Task requirements: Each line of the material must be returned exactly.

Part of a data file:
★ ★ ★ ★ ★ ★ ★
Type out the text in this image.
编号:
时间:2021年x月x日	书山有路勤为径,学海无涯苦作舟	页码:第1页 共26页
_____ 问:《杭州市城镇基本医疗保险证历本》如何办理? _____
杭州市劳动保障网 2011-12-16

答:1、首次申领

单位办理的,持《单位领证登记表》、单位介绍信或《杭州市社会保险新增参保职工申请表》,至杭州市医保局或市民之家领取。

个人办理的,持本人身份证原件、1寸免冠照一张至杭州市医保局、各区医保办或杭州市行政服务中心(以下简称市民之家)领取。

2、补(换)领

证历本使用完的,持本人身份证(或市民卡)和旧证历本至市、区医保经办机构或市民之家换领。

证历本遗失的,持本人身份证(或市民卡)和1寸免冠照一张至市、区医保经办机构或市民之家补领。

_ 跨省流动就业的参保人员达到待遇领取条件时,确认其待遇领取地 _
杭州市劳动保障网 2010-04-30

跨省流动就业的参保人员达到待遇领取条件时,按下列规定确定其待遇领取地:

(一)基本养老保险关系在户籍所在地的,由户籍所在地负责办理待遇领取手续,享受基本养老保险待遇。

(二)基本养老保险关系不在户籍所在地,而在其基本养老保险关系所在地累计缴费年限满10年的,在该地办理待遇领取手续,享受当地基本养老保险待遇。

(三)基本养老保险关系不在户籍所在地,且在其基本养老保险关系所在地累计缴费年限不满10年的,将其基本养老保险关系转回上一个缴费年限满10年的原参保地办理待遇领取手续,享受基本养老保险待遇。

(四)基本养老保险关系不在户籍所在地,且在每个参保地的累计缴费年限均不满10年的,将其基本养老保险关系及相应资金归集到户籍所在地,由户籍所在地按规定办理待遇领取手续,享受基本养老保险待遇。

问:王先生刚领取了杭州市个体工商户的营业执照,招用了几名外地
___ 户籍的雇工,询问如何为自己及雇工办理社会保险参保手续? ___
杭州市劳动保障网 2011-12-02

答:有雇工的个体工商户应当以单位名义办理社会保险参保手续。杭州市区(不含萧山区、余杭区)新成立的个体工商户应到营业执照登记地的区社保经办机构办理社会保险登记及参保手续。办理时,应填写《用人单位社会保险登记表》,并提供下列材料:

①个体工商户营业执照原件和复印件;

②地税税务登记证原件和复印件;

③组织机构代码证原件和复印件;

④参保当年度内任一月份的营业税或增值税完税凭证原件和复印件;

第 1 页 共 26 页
★ ★ ★ ★ ★ ★ ★
The result:
Type out the text in this image.
编号:
时间:2021年x月x日	书山有路勤为径,学海无涯苦作舟	页码:第1页 共26页
_____ 问:《杭州市城镇基本医疗保险证历本》如何办理? _____
杭州市劳动保障网 2011-12-16

答:1、首次申领

单位办理的,持《单位领证登记表》、单位介绍信或《杭州市社会保险新增参保职工申请表》,至杭州市医保局或市民之家领取。

个人办理的,持本人身份证原件、1寸免冠照一张至杭州市医保局、各区医保办或杭州市行政服务中心(以下简称市民之家)领取。

2、补(换)领

证历本使用完的,持本人身份证(或市民卡)和旧证历本至市、区医保经办机构或市民之家换领。

证历本遗失的,持本人身份证(或市民卡)和1寸免冠照一张至市、区医保经办机构或市民之家补领。

_ 跨省流动就业的参保人员达到待遇领取条件时,确认其待遇领取地 _
杭州市劳动保障网 2010-04-30

跨省流动就业的参保人员达到待遇领取条件时,按下列规定确定其待遇领取地:

(一)基本养老保险关系在户籍所在地的,由户籍所在地负责办理待遇领取手续,享受基本养老保险待遇。

(二)基本养老保险关系不在户籍所在地,而在其基本养老保险关系所在地累计缴费年限满10年的,在该地办理待遇领取手续,享受当地基本养老保险待遇。

(三)基本养老保险关系不在户籍所在地,且在其基本养老保险关系所在地累计缴费年限不满10年的,将其基本养老保险关系转回上一个缴费年限满10年的原参保地办理待遇领取手续,享受基本养老保险待遇。

(四)基本养老保险关系不在户籍所在地,且在每个参保地的累计缴费年限均不满10年的,将其基本养老保险关系及相应资金归集到户籍所在地,由户籍所在地按规定办理待遇领取手续,享受基本养老保险待遇。

问:王先生刚领取了杭州市个体工商户的营业执照,招用了几名外地
___ 户籍的雇工,询问如何为自己及雇工办理社会保险参保手续? ___
杭州市劳动保障网 2011-12-02

答:有雇工的个体工商户应当以单位名义办理社会保险参保手续。杭州市区(不含萧山区、余杭区)新成立的个体工商户应到营业执照登记地的区社保经办机构办理社会保险登记及参保手续。办理时,应填写《用人单位社会保险登记表》,并提供下列材料:

①个体工商户营业执照原件和复印件;

②地税税务登记证原件和复印件;

③组织机构代码证原件和复印件;

④参保当年度内任一月份的营业税或增值税完税凭证原件和复印件;

第 1 页 共 26 页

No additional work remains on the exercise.